- PROBLEM DETAILS -
Each record below is to be reproduced without any change.

- MATERIAL PROVIDED -
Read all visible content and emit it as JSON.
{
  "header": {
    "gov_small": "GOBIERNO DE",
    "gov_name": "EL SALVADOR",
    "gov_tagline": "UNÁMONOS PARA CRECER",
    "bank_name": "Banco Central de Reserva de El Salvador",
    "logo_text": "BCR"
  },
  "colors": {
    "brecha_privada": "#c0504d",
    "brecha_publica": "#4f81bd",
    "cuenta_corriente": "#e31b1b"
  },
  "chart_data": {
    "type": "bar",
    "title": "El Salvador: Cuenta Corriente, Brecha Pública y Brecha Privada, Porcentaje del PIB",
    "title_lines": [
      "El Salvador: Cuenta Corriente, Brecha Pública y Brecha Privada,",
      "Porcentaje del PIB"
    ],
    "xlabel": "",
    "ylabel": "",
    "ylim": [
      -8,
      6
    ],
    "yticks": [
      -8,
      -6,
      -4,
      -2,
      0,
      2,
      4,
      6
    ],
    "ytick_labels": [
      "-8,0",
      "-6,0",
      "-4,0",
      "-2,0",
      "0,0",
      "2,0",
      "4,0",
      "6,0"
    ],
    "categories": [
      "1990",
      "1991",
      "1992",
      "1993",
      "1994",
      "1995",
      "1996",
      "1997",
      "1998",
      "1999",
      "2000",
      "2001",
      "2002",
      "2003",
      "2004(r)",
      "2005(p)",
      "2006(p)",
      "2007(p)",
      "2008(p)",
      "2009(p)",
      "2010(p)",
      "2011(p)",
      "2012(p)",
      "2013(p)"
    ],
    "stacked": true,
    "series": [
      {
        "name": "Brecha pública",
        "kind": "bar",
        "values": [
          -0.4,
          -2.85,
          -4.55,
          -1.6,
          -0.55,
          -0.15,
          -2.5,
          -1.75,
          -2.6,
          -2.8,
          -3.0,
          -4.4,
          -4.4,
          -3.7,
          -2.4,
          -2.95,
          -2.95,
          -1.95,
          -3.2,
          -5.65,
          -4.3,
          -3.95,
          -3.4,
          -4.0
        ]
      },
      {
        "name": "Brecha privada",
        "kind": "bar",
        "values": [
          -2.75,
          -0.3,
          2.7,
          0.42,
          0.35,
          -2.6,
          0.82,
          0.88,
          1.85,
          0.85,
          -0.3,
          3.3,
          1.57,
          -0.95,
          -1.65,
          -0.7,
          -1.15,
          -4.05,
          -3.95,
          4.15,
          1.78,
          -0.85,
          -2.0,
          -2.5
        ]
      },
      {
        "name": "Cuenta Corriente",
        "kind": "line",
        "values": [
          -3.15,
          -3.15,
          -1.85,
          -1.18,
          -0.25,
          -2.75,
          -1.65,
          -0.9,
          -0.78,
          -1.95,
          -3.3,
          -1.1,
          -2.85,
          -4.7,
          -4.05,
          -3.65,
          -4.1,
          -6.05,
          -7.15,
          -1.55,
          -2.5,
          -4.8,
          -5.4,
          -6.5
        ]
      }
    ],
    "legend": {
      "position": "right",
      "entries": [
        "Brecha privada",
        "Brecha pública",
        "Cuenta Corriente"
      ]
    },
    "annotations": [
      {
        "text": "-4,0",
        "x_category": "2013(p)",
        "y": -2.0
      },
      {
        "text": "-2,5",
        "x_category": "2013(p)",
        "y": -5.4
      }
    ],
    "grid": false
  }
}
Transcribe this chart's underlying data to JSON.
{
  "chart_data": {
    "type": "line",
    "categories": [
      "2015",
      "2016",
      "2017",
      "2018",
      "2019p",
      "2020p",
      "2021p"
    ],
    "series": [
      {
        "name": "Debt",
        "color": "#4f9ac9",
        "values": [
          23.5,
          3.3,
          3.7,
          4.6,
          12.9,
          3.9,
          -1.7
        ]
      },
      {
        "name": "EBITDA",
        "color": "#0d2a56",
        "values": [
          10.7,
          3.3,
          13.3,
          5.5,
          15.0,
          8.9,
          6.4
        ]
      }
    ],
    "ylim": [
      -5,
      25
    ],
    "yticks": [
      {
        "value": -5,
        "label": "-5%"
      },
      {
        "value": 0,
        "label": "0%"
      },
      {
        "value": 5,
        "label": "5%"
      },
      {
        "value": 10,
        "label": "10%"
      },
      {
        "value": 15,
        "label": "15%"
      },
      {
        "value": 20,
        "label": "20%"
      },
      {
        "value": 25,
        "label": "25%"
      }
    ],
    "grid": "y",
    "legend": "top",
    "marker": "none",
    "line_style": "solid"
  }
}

- FINISHED ANSWER -
Read all visible content and emit it as JSON.
{
  "header": {
    "gov_small": "GOBIERNO DE",
    "gov_name": "EL SALVADOR",
    "gov_tagline": "UNÁMONOS PARA CRECER",
    "bank_name": "Banco Central de Reserva de El Salvador",
    "logo_text": "BCR"
  },
  "colors": {
    "brecha_privada": "#c0504d",
    "brecha_publica": "#4f81bd",
    "cuenta_corriente": "#e31b1b"
  },
  "chart_data": {
    "type": "bar",
    "title": "El Salvador: Cuenta Corriente, Brecha Pública y Brecha Privada, Porcentaje del PIB",
    "title_lines": [
      "El Salvador: Cuenta Corriente, Brecha Pública y Brecha Privada,",
      "Porcentaje del PIB"
    ],
    "xlabel": "",
    "ylabel": "",
    "ylim": [
      -8,
      6
    ],
    "yticks": [
      -8,
      -6,
      -4,
      -2,
      0,
      2,
      4,
      6
    ],
    "ytick_labels": [
      "-8,0",
      "-6,0",
      "-4,0",
      "-2,0",
      "0,0",
      "2,0",
      "4,0",
      "6,0"
    ],
    "categories": [
      "1990",
      "1991",
      "1992",
      "1993",
      "1994",
      "1995",
      "1996",
      "1997",
      "1998",
      "1999",
      "2000",
      "2001",
      "2002",
      "2003",
      "2004(r)",
      "2005(p)",
      "2006(p)",
      "2007(p)",
      "2008(p)",
      "2009(p)",
      "2010(p)",
      "2011(p)",
      "2012(p)",
      "2013(p)"
    ],
    "stacked": true,
    "series": [
      {
        "name": "Brecha pública",
        "kind": "bar",
        "values": [
          -0.4,
          -2.85,
          -4.55,
          -1.6,
          -0.55,
          -0.15,
          -2.5,
          -1.75,
          -2.6,
          -2.8,
          -3.0,
          -4.4,
          -4.4,
          -3.7,
          -2.4,
          -2.95,
          -2.95,
          -1.95,
          -3.2,
          -5.65,
          -4.3,
          -3.95,
          -3.4,
          -4.0
        ]
      },
      {
        "name": "Brecha privada",
        "kind": "bar",
        "values": [
          -2.75,
          -0.3,
          2.7,
          0.42,
          0.35,
          -2.6,
          0.82,
          0.88,
          1.85,
          0.85,
          -0.3,
          3.3,
          1.57,
          -0.95,
          -1.65,
          -0.7,
          -1.15,
          -4.05,
          -3.95,
          4.15,
          1.78,
          -0.85,
          -2.0,
          -2.5
        ]
      },
      {
        "name": "Cuenta Corriente",
        "kind": "line",
        "values": [
          -3.15,
          -3.15,
          -1.85,
          -1.18,
          -0.25,
          -2.75,
          -1.65,
          -0.9,
          -0.78,
          -1.95,
          -3.3,
          -1.1,
          -2.85,
          -4.7,
          -4.05,
          -3.65,
          -4.1,
          -6.05,
          -7.15,
          -1.55,
          -2.5,
          -4.8,
          -5.4,
          -6.5
        ]
      }
    ],
    "legend": {
      "position": "right",
      "entries": [
        "Brecha privada",
        "Brecha pública",
        "Cuenta Corriente"
      ]
    },
    "annotations": [
      {
        "text": "-4,0",
        "x_category": "2013(p)",
        "y": -2.0
      },
      {
        "text": "-2,5",
        "x_category": "2013(p)",
        "y": -5.4
      }
    ],
    "grid": false
  }
}
Transcribe this chart's underlying data to JSON.
{
  "chart_data": {
    "type": "line",
    "categories": [
      "2015",
      "2016",
      "2017",
      "2018",
      "2019p",
      "2020p",
      "2021p"
    ],
    "series": [
      {
        "name": "Debt",
        "color": "#4f9ac9",
        "values": [
          23.5,
          3.3,
          3.7,
          4.6,
          12.9,
          3.9,
          -1.7
        ]
      },
      {
        "name": "EBITDA",
        "color": "#0d2a56",
        "values": [
          10.7,
          3.3,
          13.3,
          5.5,
          15.0,
          8.9,
          6.4
        ]
      }
    ],
    "ylim": [
      -5,
      25
    ],
    "yticks": [
      {
        "value": -5,
        "label": "-5%"
      },
      {
        "value": 0,
        "label": "0%"
      },
      {
        "value": 5,
        "label": "5%"
      },
      {
        "value": 10,
        "label": "10%"
      },
      {
        "value": 15,
        "label": "15%"
      },
      {
        "value": 20,
        "label": "20%"
      },
      {
        "value": 25,
        "label": "25%"
      }
    ],
    "grid": "y",
    "legend": "top",
    "marker": "none",
    "line_style": "solid"
  }
}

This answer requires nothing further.